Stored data
--- BEGIN ---
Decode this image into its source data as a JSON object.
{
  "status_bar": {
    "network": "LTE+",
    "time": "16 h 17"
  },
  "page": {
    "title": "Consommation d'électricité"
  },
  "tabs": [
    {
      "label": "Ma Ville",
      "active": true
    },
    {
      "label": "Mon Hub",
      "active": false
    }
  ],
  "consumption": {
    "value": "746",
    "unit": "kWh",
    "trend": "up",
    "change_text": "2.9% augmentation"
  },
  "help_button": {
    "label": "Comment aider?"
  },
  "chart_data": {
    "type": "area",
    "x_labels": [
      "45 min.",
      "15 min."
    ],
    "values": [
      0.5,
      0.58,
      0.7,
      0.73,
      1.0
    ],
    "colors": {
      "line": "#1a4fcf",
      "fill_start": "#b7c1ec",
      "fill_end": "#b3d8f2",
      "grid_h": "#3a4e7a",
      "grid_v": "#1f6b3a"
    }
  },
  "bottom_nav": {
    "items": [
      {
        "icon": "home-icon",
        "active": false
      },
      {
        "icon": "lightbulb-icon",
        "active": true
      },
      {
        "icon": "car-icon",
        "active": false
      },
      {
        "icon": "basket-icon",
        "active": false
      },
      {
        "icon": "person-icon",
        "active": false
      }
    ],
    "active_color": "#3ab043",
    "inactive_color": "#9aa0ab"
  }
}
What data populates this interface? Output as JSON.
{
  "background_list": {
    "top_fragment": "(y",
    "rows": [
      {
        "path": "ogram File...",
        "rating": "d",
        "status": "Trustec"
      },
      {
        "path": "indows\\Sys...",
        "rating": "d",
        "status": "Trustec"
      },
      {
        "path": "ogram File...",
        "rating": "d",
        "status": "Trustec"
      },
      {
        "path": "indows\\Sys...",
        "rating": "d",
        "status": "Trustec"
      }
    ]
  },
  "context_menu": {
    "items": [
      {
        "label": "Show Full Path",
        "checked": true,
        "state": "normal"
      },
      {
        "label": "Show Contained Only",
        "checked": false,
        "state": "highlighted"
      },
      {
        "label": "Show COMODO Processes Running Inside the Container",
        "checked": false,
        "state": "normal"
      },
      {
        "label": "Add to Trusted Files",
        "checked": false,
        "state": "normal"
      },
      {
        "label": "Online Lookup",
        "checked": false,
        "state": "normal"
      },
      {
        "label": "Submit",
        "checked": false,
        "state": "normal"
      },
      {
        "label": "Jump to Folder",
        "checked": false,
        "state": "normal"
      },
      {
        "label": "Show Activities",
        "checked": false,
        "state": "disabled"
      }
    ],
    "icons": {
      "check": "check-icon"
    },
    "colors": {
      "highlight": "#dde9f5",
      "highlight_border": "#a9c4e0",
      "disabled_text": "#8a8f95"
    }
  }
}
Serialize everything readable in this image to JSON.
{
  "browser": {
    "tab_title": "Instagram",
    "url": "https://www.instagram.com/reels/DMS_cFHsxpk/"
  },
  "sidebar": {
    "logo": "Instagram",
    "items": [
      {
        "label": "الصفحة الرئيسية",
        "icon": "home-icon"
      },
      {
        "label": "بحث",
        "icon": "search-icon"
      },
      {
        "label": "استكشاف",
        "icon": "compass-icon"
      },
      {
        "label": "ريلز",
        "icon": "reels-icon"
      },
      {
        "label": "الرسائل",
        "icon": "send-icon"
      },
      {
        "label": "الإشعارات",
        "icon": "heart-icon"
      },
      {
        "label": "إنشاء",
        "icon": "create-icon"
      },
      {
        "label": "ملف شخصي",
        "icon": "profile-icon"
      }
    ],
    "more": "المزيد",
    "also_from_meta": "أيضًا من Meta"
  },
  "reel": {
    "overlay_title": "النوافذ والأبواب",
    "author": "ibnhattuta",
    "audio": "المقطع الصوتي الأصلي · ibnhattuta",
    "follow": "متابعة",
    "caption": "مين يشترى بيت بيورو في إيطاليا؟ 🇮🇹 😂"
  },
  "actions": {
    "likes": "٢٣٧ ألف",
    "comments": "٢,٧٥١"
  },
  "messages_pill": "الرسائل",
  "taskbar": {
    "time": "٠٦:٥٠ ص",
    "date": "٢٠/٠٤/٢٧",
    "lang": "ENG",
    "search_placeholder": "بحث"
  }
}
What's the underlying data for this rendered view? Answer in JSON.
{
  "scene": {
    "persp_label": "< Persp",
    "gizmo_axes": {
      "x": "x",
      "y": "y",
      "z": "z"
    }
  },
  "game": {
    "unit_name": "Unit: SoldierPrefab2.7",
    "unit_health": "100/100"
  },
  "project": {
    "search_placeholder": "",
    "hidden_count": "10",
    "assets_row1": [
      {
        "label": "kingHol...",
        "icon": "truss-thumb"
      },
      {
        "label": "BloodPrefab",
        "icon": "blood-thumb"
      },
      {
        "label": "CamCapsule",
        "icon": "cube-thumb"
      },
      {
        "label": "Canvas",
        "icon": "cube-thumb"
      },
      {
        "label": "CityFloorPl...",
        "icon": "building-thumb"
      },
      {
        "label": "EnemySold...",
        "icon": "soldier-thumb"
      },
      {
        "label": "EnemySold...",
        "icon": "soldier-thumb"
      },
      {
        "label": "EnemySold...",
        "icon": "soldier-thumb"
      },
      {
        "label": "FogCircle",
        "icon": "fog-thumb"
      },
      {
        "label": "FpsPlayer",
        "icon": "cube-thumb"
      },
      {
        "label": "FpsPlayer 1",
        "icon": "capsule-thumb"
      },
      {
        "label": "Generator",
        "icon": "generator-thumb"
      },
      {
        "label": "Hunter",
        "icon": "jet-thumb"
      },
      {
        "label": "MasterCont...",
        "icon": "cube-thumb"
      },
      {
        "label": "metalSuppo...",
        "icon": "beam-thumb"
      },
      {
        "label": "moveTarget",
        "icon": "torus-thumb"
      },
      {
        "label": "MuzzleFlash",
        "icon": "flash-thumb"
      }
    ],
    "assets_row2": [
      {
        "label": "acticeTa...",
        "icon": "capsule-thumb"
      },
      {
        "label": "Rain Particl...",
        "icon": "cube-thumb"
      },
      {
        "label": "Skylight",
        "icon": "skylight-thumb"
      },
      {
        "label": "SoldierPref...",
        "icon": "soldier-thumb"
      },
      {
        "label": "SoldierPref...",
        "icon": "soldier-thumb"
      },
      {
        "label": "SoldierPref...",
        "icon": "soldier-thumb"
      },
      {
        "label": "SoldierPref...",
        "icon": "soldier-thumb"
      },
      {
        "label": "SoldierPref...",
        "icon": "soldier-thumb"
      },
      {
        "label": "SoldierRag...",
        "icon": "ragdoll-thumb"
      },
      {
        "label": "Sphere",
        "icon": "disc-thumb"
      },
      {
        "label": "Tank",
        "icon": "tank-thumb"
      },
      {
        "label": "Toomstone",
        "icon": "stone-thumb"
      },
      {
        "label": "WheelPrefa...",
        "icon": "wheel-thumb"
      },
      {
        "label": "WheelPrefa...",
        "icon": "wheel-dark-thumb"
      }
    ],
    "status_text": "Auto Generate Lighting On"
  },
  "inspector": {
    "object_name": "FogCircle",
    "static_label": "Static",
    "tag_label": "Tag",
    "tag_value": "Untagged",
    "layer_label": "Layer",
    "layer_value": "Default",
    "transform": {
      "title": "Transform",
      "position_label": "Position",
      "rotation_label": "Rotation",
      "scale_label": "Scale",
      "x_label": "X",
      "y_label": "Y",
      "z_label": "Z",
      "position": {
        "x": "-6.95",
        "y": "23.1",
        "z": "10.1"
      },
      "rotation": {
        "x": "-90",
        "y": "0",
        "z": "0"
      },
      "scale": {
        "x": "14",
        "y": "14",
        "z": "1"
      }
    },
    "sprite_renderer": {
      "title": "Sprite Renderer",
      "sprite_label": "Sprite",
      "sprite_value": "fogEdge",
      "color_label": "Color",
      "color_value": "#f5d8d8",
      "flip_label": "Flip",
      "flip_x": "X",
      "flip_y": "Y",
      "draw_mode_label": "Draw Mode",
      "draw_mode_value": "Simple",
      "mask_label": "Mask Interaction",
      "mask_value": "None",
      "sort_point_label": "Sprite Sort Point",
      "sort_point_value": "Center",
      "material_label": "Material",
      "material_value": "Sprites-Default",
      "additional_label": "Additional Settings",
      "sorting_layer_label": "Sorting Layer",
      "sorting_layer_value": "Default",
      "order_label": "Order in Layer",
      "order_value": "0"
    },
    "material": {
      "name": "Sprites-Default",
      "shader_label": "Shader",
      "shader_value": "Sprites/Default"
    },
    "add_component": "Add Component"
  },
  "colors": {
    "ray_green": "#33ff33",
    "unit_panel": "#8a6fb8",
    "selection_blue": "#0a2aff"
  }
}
--- END ---
Directions. Figure out how many lines of the data above include "Show", then give the number and nothing more.

Finished answer. 4